◆ **ASSIGNED TASK**:
Copy out each line of the data below in which the string "JSON" appears.

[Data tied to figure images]

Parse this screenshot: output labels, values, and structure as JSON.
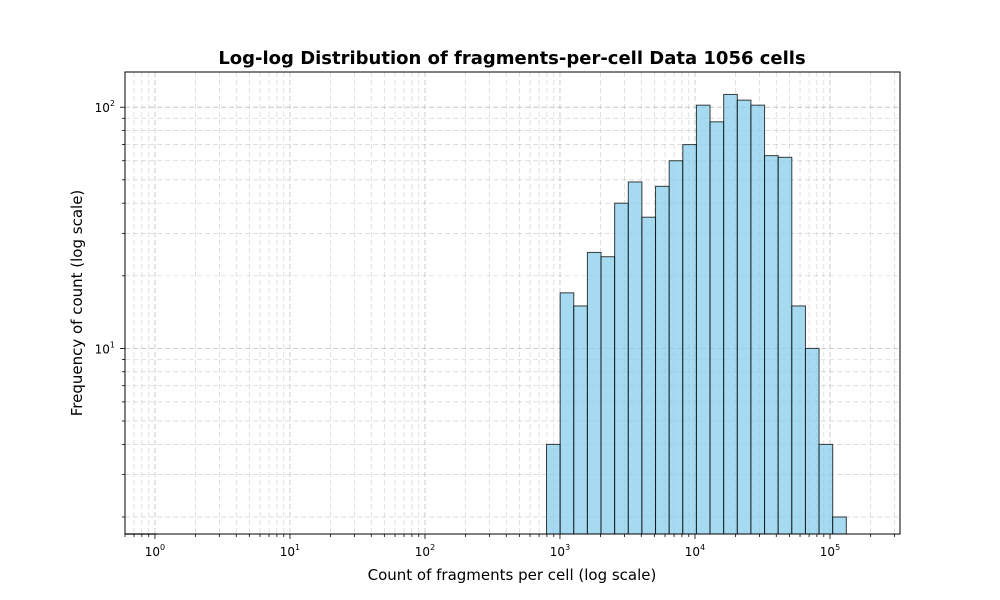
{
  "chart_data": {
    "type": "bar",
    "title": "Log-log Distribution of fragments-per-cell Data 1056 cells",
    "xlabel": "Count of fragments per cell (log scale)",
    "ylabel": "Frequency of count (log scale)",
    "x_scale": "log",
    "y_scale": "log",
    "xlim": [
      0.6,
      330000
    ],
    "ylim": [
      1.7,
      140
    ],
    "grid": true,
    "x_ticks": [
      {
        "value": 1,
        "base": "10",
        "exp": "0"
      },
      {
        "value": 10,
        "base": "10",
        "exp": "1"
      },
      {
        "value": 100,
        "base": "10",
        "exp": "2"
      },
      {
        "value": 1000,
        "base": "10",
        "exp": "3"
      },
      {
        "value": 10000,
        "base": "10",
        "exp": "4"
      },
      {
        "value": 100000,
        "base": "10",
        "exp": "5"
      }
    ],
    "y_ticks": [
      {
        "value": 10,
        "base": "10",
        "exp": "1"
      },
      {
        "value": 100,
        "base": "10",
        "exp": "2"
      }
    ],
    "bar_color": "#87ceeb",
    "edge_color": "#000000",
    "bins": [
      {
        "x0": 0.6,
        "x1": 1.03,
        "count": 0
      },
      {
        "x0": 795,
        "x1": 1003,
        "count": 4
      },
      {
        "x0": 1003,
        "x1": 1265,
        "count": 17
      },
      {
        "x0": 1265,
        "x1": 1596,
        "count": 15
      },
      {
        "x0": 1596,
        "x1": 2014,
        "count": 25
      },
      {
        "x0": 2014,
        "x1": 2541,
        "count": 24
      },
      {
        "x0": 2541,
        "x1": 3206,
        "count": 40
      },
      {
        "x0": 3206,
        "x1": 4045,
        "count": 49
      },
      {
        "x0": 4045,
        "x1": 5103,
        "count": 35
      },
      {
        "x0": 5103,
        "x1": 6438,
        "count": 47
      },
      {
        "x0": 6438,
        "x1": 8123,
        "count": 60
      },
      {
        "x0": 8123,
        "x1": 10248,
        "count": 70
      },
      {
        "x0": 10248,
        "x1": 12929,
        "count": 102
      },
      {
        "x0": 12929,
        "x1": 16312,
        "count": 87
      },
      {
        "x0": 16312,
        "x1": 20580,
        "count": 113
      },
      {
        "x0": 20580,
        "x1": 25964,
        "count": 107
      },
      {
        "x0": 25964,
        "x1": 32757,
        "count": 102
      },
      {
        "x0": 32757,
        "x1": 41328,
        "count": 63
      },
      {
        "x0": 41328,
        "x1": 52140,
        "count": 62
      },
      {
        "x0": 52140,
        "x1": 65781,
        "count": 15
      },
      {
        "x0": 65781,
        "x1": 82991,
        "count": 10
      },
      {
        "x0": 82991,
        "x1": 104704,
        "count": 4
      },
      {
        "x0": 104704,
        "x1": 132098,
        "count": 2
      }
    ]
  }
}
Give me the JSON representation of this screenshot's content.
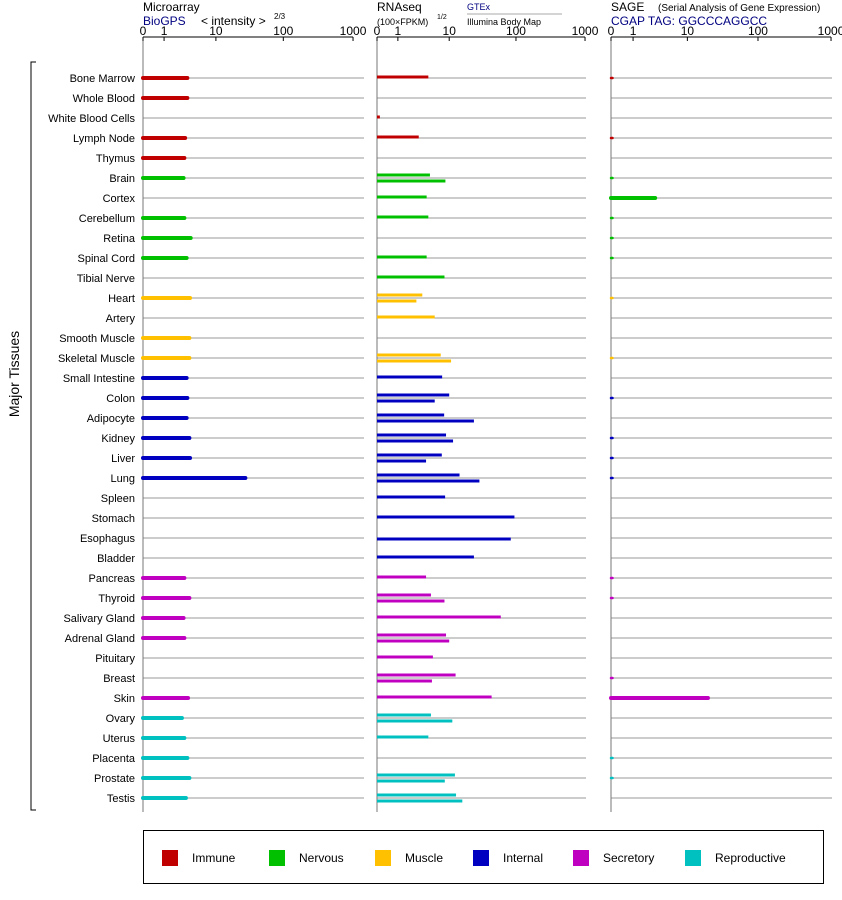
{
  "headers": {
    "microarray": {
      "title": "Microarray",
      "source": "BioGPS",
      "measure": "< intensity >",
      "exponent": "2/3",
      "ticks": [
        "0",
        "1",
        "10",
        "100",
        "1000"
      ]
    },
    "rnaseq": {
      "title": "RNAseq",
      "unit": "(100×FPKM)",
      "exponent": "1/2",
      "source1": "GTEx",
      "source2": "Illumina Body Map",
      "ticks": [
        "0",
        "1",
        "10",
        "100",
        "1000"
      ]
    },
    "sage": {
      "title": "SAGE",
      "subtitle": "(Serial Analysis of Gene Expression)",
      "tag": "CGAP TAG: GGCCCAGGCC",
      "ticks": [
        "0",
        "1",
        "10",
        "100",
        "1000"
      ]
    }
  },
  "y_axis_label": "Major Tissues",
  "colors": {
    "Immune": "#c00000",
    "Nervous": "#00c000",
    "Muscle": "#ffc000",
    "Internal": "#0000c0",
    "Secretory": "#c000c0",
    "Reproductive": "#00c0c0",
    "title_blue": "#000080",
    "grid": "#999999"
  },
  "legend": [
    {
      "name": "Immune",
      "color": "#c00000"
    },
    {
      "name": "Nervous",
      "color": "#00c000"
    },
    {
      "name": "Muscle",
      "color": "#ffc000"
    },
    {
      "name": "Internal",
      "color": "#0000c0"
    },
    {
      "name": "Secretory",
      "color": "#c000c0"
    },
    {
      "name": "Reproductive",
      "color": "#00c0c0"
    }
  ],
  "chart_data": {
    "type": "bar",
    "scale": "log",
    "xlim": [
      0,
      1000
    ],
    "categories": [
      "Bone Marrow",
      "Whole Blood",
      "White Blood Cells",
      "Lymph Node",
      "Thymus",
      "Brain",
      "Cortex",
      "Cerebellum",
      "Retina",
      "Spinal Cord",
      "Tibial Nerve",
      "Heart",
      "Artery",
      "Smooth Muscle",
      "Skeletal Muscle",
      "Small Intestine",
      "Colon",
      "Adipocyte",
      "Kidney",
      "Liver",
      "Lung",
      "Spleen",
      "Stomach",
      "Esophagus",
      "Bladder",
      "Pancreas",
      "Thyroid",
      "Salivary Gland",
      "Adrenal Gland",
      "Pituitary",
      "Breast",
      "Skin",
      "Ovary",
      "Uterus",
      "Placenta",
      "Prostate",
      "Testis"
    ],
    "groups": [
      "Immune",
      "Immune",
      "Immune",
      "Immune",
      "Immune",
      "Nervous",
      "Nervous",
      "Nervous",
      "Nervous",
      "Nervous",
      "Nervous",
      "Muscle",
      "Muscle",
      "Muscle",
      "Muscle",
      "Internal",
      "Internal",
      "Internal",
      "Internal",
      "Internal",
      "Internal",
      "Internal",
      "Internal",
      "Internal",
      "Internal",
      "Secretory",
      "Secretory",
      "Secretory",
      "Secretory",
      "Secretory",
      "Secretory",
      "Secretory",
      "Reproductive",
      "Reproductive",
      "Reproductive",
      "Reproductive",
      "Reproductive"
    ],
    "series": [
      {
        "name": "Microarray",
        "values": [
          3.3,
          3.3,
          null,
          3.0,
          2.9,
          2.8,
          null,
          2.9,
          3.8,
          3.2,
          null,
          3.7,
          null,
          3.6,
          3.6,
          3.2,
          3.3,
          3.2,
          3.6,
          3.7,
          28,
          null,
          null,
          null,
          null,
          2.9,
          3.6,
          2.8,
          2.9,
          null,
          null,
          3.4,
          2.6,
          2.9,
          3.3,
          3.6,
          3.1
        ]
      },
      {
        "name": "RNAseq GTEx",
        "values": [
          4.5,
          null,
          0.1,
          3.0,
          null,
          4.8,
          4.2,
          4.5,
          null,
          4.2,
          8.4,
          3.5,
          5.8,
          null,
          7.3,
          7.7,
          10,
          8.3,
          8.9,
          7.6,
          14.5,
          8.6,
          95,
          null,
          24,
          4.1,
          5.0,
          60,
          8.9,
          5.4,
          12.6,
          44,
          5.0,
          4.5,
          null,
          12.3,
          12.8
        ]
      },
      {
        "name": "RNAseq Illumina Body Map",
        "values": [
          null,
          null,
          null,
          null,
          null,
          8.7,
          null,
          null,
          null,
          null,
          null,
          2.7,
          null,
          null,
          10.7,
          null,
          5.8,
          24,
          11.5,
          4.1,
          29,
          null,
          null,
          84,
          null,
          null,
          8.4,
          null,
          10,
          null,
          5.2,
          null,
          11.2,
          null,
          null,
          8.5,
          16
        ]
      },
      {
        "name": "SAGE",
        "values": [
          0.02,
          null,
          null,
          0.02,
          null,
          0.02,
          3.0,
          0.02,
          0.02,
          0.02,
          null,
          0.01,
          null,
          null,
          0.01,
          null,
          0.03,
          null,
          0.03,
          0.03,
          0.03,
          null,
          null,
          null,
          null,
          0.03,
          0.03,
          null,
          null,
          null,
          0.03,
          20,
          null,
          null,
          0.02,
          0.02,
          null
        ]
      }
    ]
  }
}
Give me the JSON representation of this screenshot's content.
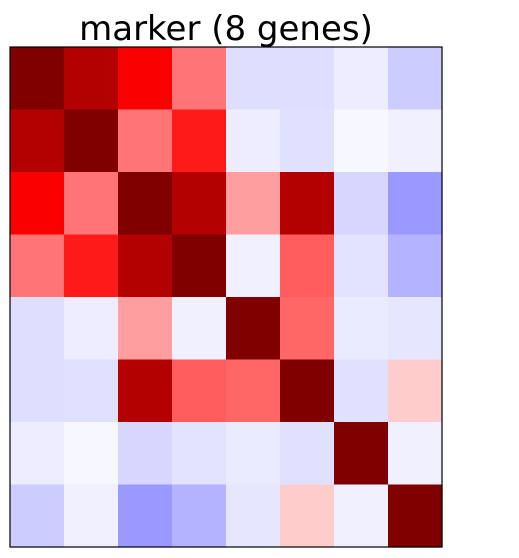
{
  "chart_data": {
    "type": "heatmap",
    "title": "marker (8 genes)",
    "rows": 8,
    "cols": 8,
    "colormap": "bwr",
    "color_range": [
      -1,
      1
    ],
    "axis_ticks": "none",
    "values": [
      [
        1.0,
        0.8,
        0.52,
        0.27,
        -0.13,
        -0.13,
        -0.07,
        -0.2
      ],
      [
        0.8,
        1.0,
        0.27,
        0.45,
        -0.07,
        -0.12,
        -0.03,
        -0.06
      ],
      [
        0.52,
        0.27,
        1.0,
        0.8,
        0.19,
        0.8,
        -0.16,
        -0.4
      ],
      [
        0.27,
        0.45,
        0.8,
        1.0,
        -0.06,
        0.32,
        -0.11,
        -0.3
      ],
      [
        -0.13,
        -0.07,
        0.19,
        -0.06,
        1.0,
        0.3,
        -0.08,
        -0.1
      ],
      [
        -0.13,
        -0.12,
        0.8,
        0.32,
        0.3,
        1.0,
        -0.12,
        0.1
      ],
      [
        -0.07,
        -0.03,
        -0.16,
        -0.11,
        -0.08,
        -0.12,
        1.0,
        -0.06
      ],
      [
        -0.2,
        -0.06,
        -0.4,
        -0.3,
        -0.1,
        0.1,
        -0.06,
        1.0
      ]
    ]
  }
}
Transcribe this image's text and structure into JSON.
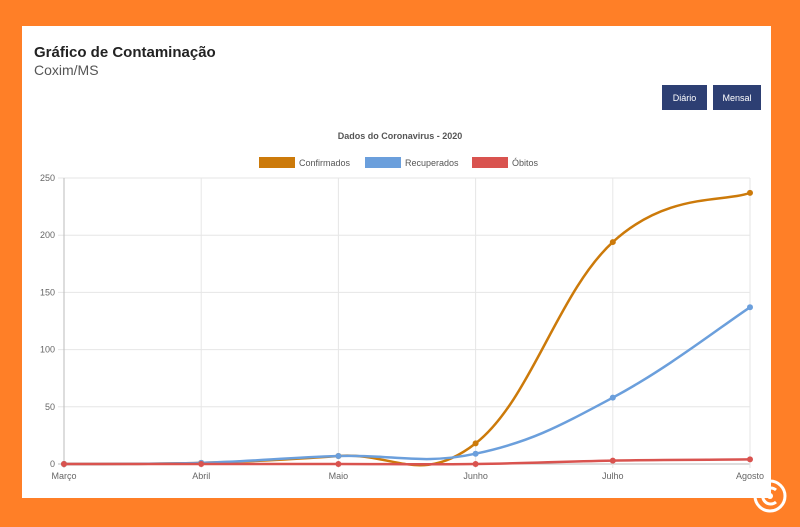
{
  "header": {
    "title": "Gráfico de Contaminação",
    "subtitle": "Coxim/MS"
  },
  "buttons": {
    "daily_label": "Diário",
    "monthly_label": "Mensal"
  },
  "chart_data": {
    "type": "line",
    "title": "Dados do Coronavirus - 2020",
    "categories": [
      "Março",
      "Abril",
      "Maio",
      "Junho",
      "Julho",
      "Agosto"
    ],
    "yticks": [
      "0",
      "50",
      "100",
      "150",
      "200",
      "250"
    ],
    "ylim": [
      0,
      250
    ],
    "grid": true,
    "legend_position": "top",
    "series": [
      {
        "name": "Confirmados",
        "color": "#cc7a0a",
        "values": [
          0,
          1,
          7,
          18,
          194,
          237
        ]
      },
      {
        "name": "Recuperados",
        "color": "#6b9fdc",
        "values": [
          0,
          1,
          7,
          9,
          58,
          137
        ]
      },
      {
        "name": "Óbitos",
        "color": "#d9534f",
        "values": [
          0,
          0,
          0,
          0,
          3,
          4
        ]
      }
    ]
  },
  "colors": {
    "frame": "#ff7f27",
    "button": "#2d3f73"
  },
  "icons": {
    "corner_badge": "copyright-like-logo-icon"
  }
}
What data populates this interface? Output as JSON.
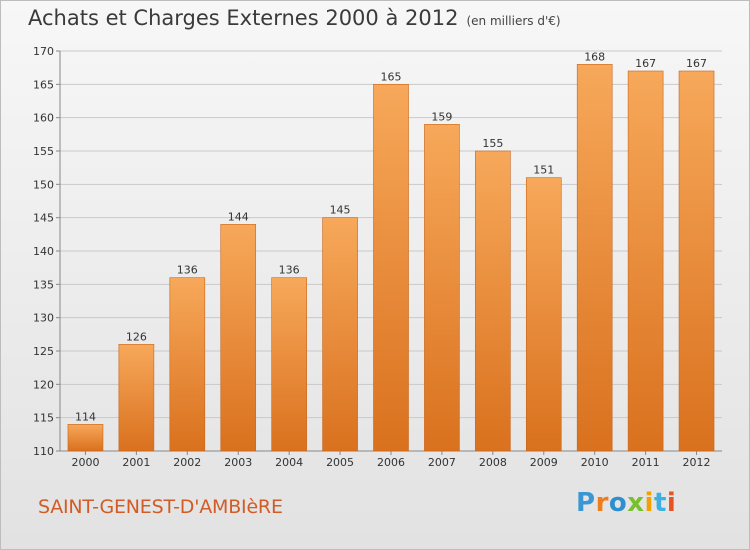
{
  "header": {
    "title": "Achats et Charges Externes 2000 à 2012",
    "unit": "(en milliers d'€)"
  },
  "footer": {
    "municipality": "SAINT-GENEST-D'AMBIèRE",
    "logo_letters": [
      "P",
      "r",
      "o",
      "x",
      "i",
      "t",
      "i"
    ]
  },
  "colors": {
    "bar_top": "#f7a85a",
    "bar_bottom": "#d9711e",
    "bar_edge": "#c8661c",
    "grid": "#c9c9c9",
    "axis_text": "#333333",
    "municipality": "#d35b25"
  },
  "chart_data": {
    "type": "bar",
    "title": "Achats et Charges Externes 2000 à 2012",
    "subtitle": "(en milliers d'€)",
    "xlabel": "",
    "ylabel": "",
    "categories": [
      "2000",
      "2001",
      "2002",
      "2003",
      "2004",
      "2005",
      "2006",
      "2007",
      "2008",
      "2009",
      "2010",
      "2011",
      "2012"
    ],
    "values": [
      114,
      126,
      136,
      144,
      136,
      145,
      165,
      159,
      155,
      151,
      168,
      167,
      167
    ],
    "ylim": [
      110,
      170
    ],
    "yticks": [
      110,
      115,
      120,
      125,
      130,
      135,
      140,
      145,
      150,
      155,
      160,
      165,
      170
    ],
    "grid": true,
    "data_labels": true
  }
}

◆ **SOLUTION TO THE PROBLEM**:
Parse this screenshot: output labels, values, and structure as JSON.
Give me the JSON representation of this screenshot's content.
Give me the JSON representation of this screenshot's content.
Transcribe this image's text and structure into JSON.
What data populates this interface? Output as JSON.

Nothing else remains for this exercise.